● Request: Output every entry exactly as written.

** start Material provided **

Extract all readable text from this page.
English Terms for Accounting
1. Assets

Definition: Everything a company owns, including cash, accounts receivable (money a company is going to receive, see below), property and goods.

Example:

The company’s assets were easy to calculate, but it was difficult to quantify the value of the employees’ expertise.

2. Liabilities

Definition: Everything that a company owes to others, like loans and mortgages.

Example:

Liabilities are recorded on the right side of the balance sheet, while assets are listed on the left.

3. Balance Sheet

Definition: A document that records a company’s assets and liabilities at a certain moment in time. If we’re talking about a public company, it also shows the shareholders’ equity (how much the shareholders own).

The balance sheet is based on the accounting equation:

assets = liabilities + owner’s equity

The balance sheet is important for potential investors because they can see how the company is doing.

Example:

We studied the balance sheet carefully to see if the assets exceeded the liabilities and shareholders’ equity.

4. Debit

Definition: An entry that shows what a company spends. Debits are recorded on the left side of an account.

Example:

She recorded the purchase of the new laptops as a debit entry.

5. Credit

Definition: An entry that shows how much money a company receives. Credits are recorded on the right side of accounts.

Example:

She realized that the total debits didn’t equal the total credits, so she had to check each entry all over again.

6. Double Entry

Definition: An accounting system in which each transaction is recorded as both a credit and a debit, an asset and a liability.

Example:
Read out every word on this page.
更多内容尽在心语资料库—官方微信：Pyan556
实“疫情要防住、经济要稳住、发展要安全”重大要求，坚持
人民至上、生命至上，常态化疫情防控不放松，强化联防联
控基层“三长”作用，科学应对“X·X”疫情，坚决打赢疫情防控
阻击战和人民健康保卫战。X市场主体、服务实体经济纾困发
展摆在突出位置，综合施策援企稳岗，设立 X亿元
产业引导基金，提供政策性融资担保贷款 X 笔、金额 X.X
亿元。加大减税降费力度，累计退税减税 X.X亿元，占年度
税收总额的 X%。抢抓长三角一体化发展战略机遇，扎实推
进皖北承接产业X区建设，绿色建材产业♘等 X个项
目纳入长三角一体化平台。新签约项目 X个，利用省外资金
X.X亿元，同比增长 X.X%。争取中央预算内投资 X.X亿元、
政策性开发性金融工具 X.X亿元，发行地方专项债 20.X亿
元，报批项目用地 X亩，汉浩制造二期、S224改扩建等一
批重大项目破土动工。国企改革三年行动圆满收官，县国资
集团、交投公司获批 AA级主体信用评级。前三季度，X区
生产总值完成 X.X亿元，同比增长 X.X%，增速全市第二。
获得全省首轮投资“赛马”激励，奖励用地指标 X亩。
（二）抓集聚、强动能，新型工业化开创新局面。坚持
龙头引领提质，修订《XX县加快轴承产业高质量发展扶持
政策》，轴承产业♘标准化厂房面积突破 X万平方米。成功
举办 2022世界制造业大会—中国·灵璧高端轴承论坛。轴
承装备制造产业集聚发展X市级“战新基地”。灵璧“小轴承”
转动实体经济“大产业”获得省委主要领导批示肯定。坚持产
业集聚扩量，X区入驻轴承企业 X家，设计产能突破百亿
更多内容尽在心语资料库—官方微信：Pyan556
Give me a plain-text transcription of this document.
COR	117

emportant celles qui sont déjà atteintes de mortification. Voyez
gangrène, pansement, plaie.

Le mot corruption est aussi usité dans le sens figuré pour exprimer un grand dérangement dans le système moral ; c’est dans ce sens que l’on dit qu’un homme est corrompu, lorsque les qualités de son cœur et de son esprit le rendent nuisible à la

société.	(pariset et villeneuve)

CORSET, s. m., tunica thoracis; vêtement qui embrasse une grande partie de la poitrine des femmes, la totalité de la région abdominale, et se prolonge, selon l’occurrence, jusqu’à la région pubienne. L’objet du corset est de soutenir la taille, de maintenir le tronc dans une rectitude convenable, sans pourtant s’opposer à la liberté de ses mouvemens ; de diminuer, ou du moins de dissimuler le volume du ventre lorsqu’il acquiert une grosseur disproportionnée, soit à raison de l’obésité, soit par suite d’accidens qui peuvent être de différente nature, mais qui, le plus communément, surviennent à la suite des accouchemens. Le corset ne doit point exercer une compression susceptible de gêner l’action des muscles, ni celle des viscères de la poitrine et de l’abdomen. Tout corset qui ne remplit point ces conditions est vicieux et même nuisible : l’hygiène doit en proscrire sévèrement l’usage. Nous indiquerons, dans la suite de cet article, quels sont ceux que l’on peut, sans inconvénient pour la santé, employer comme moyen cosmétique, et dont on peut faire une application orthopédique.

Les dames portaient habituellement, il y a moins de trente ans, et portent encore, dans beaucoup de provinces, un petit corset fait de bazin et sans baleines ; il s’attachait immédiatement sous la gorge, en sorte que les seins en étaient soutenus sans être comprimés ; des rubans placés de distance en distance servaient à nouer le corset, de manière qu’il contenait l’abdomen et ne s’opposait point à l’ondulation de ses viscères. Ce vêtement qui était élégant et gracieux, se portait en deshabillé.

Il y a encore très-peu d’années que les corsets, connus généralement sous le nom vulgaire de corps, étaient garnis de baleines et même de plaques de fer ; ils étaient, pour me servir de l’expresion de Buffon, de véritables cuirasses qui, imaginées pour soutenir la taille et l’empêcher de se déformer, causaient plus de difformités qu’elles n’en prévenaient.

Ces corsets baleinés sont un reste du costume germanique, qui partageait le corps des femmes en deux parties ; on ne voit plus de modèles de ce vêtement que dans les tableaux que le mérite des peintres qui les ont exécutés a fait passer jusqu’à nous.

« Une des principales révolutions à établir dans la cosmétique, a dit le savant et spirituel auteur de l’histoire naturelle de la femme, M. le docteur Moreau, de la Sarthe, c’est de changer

** end Material provided **

● Solution to the problem:
Extract all readable text from this page.
English Terms for Accounting
1. Assets

Definition: Everything a company owns, including cash, accounts receivable (money a company is going to receive, see below), property and goods.

Example:

The company’s assets were easy to calculate, but it was difficult to quantify the value of the employees’ expertise.

2. Liabilities

Definition: Everything that a company owes to others, like loans and mortgages.

Example:

Liabilities are recorded on the right side of the balance sheet, while assets are listed on the left.

3. Balance Sheet

Definition: A document that records a company’s assets and liabilities at a certain moment in time. If we’re talking about a public company, it also shows the shareholders’ equity (how much the shareholders own).

The balance sheet is based on the accounting equation:

assets = liabilities + owner’s equity

The balance sheet is important for potential investors because they can see how the company is doing.

Example:

We studied the balance sheet carefully to see if the assets exceeded the liabilities and shareholders’ equity.

4. Debit

Definition: An entry that shows what a company spends. Debits are recorded on the left side of an account.

Example:

She recorded the purchase of the new laptops as a debit entry.

5. Credit

Definition: An entry that shows how much money a company receives. Credits are recorded on the right side of accounts.

Example:

She realized that the total debits didn’t equal the total credits, so she had to check each entry all over again.

6. Double Entry

Definition: An accounting system in which each transaction is recorded as both a credit and a debit, an asset and a liability.

Example:
Read out every word on this page.
更多内容尽在心语资料库—官方微信：Pyan556
实“疫情要防住、经济要稳住、发展要安全”重大要求，坚持
人民至上、生命至上，常态化疫情防控不放松，强化联防联
控基层“三长”作用，科学应对“X·X”疫情，坚决打赢疫情防控
阻击战和人民健康保卫战。X市场主体、服务实体经济纾困发
展摆在突出位置，综合施策援企稳岗，设立 X亿元
产业引导基金，提供政策性融资担保贷款 X 笔、金额 X.X
亿元。加大减税降费力度，累计退税减税 X.X亿元，占年度
税收总额的 X%。抢抓长三角一体化发展战略机遇，扎实推
进皖北承接产业X区建设，绿色建材产业♘等 X个项
目纳入长三角一体化平台。新签约项目 X个，利用省外资金
X.X亿元，同比增长 X.X%。争取中央预算内投资 X.X亿元、
政策性开发性金融工具 X.X亿元，发行地方专项债 20.X亿
元，报批项目用地 X亩，汉浩制造二期、S224改扩建等一
批重大项目破土动工。国企改革三年行动圆满收官，县国资
集团、交投公司获批 AA级主体信用评级。前三季度，X区
生产总值完成 X.X亿元，同比增长 X.X%，增速全市第二。
获得全省首轮投资“赛马”激励，奖励用地指标 X亩。
（二）抓集聚、强动能，新型工业化开创新局面。坚持
龙头引领提质，修订《XX县加快轴承产业高质量发展扶持
政策》，轴承产业♘标准化厂房面积突破 X万平方米。成功
举办 2022世界制造业大会—中国·灵璧高端轴承论坛。轴
承装备制造产业集聚发展X市级“战新基地”。灵璧“小轴承”
转动实体经济“大产业”获得省委主要领导批示肯定。坚持产
业集聚扩量，X区入驻轴承企业 X家，设计产能突破百亿
更多内容尽在心语资料库—官方微信：Pyan556
Give me a plain-text transcription of this document.
COR	117

emportant celles qui sont déjà atteintes de mortification. Voyez
gangrène, pansement, plaie.

Le mot corruption est aussi usité dans le sens figuré pour exprimer un grand dérangement dans le système moral ; c’est dans ce sens que l’on dit qu’un homme est corrompu, lorsque les qualités de son cœur et de son esprit le rendent nuisible à la

société.	(pariset et villeneuve)

CORSET, s. m., tunica thoracis; vêtement qui embrasse une grande partie de la poitrine des femmes, la totalité de la région abdominale, et se prolonge, selon l’occurrence, jusqu’à la région pubienne. L’objet du corset est de soutenir la taille, de maintenir le tronc dans une rectitude convenable, sans pourtant s’opposer à la liberté de ses mouvemens ; de diminuer, ou du moins de dissimuler le volume du ventre lorsqu’il acquiert une grosseur disproportionnée, soit à raison de l’obésité, soit par suite d’accidens qui peuvent être de différente nature, mais qui, le plus communément, surviennent à la suite des accouchemens. Le corset ne doit point exercer une compression susceptible de gêner l’action des muscles, ni celle des viscères de la poitrine et de l’abdomen. Tout corset qui ne remplit point ces conditions est vicieux et même nuisible : l’hygiène doit en proscrire sévèrement l’usage. Nous indiquerons, dans la suite de cet article, quels sont ceux que l’on peut, sans inconvénient pour la santé, employer comme moyen cosmétique, et dont on peut faire une application orthopédique.

Les dames portaient habituellement, il y a moins de trente ans, et portent encore, dans beaucoup de provinces, un petit corset fait de bazin et sans baleines ; il s’attachait immédiatement sous la gorge, en sorte que les seins en étaient soutenus sans être comprimés ; des rubans placés de distance en distance servaient à nouer le corset, de manière qu’il contenait l’abdomen et ne s’opposait point à l’ondulation de ses viscères. Ce vêtement qui était élégant et gracieux, se portait en deshabillé.

Il y a encore très-peu d’années que les corsets, connus généralement sous le nom vulgaire de corps, étaient garnis de baleines et même de plaques de fer ; ils étaient, pour me servir de l’expresion de Buffon, de véritables cuirasses qui, imaginées pour soutenir la taille et l’empêcher de se déformer, causaient plus de difformités qu’elles n’en prévenaient.

Ces corsets baleinés sont un reste du costume germanique, qui partageait le corps des femmes en deux parties ; on ne voit plus de modèles de ce vêtement que dans les tableaux que le mérite des peintres qui les ont exécutés a fait passer jusqu’à nous.

« Une des principales révolutions à établir dans la cosmétique, a dit le savant et spirituel auteur de l’histoire naturelle de la femme, M. le docteur Moreau, de la Sarthe, c’est de changer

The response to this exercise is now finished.